___ Provided entries ___

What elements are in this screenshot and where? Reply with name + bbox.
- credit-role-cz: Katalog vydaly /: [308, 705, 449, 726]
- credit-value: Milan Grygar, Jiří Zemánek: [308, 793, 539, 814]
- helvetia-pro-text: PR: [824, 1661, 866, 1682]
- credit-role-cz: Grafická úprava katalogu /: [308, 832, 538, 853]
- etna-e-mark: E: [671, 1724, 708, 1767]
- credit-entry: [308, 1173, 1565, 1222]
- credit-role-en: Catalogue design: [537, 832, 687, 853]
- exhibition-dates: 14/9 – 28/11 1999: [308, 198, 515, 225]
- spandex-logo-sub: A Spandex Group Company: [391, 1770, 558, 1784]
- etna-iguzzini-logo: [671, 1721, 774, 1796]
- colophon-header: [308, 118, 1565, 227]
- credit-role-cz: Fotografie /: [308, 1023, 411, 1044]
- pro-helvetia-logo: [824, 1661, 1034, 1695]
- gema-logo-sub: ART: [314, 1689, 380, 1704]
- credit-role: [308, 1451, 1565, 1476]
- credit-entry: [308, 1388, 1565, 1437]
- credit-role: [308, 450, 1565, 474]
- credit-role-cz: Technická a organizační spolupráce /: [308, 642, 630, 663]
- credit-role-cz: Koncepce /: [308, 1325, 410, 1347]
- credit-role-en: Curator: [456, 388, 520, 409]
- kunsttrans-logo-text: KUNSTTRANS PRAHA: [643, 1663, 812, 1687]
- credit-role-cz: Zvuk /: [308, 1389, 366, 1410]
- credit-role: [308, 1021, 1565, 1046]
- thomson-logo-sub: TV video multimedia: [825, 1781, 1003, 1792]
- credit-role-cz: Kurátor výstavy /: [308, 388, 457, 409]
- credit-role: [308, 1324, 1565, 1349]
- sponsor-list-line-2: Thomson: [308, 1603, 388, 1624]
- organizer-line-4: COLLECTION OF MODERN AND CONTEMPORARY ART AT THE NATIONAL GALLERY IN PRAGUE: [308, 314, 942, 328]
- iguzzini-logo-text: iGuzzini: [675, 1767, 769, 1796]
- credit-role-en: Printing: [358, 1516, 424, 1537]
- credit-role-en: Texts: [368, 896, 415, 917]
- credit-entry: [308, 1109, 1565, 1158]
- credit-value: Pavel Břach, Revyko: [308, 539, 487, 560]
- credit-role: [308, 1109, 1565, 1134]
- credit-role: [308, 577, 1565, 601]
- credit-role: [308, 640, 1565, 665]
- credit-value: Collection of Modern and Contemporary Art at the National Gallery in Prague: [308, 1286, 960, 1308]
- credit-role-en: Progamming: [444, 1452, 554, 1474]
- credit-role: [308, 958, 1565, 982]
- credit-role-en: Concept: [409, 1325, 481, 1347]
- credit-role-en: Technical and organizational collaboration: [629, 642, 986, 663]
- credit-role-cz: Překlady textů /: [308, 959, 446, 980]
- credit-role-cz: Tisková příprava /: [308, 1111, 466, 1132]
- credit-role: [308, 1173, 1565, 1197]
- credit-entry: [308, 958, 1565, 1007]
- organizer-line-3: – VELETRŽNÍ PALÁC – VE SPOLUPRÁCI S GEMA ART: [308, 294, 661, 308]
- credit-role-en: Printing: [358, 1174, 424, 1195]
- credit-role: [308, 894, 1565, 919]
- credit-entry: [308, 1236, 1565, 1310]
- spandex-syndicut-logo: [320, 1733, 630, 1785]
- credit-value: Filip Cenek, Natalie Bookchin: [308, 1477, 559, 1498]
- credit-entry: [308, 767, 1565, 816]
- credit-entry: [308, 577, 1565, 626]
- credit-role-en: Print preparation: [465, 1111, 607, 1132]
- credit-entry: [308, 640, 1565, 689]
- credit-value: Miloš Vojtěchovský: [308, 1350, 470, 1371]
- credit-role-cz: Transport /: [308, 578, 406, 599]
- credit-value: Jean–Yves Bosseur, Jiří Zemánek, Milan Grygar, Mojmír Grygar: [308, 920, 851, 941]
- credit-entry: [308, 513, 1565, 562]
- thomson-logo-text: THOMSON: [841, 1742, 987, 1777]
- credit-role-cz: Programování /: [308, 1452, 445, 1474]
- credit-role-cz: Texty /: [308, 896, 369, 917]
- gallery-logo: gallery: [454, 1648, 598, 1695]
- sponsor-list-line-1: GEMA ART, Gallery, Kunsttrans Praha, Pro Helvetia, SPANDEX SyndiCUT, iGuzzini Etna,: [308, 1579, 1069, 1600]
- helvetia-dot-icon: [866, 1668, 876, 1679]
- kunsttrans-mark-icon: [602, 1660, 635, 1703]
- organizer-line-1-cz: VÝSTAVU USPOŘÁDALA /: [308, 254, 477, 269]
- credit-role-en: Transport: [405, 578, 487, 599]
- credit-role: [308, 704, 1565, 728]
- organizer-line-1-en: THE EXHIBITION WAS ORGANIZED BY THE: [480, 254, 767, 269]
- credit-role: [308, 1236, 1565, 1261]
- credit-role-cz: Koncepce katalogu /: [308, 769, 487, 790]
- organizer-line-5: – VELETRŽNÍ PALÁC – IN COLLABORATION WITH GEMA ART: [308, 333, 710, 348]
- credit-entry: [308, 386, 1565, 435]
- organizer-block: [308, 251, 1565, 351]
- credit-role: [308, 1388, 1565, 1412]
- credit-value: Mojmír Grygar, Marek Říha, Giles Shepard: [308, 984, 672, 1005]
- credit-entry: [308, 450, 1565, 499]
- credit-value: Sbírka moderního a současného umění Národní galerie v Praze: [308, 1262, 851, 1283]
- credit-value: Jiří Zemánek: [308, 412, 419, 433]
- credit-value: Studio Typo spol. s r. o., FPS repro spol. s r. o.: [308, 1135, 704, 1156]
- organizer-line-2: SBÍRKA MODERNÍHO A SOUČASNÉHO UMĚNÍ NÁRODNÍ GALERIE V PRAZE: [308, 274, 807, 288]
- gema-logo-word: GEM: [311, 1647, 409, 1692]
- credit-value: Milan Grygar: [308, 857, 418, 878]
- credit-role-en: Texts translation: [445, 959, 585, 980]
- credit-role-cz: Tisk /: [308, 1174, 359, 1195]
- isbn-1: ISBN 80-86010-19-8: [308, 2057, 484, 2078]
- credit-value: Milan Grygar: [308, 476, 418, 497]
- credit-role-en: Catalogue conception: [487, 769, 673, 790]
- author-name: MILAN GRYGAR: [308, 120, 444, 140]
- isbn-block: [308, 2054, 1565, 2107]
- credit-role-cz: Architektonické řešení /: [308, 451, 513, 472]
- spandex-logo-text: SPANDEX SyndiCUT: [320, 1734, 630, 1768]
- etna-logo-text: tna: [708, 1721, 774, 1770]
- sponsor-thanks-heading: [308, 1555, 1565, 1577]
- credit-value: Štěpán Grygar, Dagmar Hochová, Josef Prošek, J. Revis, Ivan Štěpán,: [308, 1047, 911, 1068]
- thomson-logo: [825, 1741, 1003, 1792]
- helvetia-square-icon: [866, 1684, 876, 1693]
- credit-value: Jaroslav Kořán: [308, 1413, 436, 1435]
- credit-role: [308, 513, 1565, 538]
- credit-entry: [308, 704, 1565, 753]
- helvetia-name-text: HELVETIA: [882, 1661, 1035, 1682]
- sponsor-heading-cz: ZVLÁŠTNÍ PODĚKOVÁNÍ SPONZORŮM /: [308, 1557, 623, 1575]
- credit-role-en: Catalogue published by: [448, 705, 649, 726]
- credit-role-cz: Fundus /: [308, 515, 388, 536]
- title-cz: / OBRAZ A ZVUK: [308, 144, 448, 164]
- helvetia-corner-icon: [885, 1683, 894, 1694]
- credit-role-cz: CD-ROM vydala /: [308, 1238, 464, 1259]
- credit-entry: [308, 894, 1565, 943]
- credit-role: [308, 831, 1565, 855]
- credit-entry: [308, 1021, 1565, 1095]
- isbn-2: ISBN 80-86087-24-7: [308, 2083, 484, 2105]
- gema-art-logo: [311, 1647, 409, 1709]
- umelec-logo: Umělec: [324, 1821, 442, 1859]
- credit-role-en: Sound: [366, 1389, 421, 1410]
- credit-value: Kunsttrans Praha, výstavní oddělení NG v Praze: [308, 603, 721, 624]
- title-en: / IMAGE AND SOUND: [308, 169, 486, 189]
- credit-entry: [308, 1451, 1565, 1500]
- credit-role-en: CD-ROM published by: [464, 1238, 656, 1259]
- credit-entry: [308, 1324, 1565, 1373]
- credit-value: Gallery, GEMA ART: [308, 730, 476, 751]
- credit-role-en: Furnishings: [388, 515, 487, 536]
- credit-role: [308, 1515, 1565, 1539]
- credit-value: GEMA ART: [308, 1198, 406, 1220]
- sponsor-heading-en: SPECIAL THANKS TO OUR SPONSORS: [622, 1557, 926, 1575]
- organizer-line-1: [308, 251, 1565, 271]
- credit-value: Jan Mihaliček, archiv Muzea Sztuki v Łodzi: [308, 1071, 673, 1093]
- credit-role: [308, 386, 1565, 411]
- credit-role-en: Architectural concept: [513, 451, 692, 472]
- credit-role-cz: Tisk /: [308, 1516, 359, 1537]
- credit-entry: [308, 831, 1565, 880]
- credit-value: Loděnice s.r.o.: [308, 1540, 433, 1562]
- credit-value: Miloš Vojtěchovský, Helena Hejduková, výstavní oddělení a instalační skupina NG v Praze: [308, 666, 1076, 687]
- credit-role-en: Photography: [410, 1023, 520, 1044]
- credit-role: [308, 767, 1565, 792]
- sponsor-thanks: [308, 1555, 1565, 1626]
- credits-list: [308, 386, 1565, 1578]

___

Aim: Rewrite the lines of the listing from its start through the line containing "- colophon-header: [308, 118, 1565, 227]", inclusive, with "credit-entry" replaced by "credit-item" and nothing else changed.

Response to this exercise:
What elements are in this screenshot and where? Reply with name + bbox.
- credit-role-cz: Katalog vydaly /: [308, 705, 449, 726]
- credit-value: Milan Grygar, Jiří Zemánek: [308, 793, 539, 814]
- helvetia-pro-text: PR: [824, 1661, 866, 1682]
- credit-role-cz: Grafická úprava katalogu /: [308, 832, 538, 853]
- etna-e-mark: E: [671, 1724, 708, 1767]
- credit-item: [308, 1173, 1565, 1222]
- credit-role-en: Catalogue design: [537, 832, 687, 853]
- exhibition-dates: 14/9 – 28/11 1999: [308, 198, 515, 225]
- spandex-logo-sub: A Spandex Group Company: [391, 1770, 558, 1784]
- etna-iguzzini-logo: [671, 1721, 774, 1796]
- colophon-header: [308, 118, 1565, 227]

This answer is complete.